Questões:
1 - Indique todos os álbuns de Lila Downs mencionados no texto sobre o concerto na Casa da Música.
2 - Prolongue o texto sobre o concerto de Lila Downs na Casa da Música, começando logo após a última frase apresentada.

Texto para leitura:
++++++

July 19th, 2006

rosas

lila na casa

Toda a exuberância do disco La Cantina passa para a prestação ao vivo de Lila Downs. Foi um concerto fabuloso, um dos meus preferidos, ou pelo menos dos que assisti com mais intensidade e mais divertido, apesar de o som da Casa da Música não estar muito bom (pior a princípio, a melhorar ao longo do concerto). Se os arranjos não tinham a riqueza de textura do disco, ganhavam por outro lado em virtuosidade musical, graças a Lila, é claro, mas também a um naipe de músicos excelentes. No alinhamento quase todas as canções de La Cantina (faltaram 3 ou 4, não tenho aqui o cd para confirmar), e ainda recuperações de álbuns anteriores, quer de Una Sangre quer de La Línea.
Lila em palco é de certa forma aquilo que se esperava: capacidades vocais extraordinárias, uma presença física forte, o culto da tradição sem recusar o universalismo musical (Lila não é uma artista de folclore, o faz é uma música fortemente arreigada na tradição e na cultura e na vivência de um povo), o sentido teatral que a música mexicana inegavelmente tem. Acrescente-se aquilo que nunca se sabe à partida se se vai ter, ou seja, a noção de que aquilo que está a acontecer não é só mais um concerto, mas é um acontecimento especial. E Lila faz-nos sentir isso.

++++++

Dados brutos:
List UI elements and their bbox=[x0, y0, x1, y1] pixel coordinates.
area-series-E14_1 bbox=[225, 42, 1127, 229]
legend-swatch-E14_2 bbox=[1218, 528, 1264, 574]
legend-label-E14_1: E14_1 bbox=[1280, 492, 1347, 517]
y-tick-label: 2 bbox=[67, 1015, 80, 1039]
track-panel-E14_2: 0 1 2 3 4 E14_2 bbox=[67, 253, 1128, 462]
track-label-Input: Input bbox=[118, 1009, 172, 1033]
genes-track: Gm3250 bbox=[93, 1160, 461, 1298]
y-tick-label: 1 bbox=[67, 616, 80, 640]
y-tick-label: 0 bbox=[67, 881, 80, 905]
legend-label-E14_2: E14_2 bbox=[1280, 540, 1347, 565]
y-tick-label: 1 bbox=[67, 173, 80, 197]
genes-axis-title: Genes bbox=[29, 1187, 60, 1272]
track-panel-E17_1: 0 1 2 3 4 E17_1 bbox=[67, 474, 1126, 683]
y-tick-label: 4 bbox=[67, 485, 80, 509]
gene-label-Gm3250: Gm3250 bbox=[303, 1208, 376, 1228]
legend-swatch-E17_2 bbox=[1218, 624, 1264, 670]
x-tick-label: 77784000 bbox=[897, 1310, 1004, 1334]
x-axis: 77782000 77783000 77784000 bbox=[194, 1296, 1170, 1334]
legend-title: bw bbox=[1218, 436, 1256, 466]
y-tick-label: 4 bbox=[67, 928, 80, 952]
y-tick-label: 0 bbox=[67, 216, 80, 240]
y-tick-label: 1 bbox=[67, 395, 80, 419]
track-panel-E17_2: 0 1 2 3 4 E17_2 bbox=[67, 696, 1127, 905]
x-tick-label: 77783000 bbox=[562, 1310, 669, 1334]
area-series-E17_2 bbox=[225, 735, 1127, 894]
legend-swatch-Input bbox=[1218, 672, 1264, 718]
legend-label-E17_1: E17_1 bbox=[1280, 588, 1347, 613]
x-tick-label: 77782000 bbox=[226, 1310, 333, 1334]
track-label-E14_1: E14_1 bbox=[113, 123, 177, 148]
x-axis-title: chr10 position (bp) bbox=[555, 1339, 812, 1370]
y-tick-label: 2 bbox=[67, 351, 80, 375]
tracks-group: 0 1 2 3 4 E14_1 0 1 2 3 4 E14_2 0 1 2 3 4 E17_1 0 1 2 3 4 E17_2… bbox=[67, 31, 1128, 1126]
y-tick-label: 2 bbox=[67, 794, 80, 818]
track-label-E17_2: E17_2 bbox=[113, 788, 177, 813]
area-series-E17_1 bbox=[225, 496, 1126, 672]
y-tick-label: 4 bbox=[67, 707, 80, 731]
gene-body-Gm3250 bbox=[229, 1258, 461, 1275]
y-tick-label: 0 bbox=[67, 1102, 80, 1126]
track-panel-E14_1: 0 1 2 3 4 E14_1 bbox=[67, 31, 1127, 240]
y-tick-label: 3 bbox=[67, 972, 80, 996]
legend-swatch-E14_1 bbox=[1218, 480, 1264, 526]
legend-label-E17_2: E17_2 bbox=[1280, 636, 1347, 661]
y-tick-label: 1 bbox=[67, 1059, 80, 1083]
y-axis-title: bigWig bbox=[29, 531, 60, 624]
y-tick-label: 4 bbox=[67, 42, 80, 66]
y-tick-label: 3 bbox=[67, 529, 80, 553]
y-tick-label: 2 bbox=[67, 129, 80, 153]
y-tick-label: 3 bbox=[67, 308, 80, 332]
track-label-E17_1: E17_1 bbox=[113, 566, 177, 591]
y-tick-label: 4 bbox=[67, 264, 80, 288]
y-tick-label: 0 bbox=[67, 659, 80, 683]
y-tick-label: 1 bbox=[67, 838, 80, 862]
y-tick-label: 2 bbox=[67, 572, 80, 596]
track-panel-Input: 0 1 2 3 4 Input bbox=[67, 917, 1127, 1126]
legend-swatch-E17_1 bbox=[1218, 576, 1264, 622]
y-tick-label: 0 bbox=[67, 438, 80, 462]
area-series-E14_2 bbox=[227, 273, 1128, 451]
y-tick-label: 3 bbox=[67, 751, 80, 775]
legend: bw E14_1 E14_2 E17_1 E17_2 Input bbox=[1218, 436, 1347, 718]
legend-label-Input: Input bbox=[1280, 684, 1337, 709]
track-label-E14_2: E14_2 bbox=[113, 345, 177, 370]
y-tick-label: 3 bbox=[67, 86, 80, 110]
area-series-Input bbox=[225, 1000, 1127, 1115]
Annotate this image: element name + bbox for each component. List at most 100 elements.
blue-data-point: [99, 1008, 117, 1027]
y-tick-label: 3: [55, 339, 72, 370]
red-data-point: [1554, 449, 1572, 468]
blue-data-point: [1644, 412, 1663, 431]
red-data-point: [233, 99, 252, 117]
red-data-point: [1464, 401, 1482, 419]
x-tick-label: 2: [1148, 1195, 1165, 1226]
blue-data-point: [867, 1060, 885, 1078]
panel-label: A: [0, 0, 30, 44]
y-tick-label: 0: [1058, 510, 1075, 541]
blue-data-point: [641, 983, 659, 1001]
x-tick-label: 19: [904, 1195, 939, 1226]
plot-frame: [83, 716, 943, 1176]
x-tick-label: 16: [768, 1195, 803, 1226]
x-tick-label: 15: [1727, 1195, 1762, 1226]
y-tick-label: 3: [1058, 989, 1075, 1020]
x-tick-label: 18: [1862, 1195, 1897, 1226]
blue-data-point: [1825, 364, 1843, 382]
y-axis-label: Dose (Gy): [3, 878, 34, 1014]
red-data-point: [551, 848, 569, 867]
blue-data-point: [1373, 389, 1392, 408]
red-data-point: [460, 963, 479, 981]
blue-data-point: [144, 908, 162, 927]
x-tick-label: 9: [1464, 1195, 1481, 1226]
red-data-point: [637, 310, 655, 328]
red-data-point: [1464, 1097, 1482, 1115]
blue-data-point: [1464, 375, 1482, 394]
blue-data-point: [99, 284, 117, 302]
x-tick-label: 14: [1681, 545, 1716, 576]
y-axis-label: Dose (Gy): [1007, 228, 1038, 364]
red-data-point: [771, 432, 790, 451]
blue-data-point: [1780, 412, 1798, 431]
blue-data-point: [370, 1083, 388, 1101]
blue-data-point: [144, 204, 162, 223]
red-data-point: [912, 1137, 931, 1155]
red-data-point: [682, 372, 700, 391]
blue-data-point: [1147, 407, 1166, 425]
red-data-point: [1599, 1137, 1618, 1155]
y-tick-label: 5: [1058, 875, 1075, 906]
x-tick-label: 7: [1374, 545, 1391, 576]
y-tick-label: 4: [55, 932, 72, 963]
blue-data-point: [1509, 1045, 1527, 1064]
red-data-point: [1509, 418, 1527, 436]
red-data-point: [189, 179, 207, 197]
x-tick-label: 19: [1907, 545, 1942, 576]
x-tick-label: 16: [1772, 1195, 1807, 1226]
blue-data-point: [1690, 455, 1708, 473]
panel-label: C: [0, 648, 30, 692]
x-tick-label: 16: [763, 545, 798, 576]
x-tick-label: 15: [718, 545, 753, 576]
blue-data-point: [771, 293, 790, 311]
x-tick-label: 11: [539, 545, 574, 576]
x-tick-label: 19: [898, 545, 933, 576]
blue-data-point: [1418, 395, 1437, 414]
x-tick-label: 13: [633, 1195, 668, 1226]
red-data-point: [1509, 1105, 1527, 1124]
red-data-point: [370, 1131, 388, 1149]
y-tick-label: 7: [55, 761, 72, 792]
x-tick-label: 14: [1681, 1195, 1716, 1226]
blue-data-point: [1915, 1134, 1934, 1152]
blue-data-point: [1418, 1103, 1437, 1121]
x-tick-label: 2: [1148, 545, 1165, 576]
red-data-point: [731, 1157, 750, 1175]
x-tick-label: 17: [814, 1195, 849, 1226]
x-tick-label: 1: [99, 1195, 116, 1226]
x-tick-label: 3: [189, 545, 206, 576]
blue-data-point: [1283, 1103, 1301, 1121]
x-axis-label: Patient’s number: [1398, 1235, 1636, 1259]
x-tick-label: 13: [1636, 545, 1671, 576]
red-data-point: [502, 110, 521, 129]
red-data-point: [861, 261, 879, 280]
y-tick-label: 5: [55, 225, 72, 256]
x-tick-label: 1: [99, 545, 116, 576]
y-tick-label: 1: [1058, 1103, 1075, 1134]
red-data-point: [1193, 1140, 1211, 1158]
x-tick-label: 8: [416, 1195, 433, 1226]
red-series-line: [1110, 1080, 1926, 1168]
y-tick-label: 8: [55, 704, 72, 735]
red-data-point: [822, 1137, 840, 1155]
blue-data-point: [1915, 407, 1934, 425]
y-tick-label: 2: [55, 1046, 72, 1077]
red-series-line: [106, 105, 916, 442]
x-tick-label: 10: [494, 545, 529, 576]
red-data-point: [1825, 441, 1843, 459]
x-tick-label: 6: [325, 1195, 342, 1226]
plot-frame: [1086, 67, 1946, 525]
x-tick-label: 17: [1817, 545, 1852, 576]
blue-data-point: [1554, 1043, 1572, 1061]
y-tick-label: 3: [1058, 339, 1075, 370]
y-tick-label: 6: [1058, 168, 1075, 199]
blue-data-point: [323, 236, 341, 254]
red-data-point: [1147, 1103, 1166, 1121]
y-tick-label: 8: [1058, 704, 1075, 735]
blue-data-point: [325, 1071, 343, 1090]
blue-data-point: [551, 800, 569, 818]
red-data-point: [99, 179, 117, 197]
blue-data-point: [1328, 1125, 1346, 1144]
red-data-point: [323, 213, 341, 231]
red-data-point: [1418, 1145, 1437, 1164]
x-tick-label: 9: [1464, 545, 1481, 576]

++++++

Respostas escritas:
1 - La Cantina, Una Sangre, La Línea

2 -
A única coisa que fez falta ontem foi um público com mais apetite para a dança. A formalidade fria da Casa não ajuda, talvez o facto de Lila não ser muito popular entre nós, mas a verdade é que aquela música quer baile, e isso, apesar da reacção sempre muito excitada do público, só aconteceu mesmo no final.
Só resta acrescentar que quero ver mais vezes a Lila Downs ao vivo, e tenho muita inveja de quem ainda a pode ir ver hoje à noite na Aula Magna em Lisboa.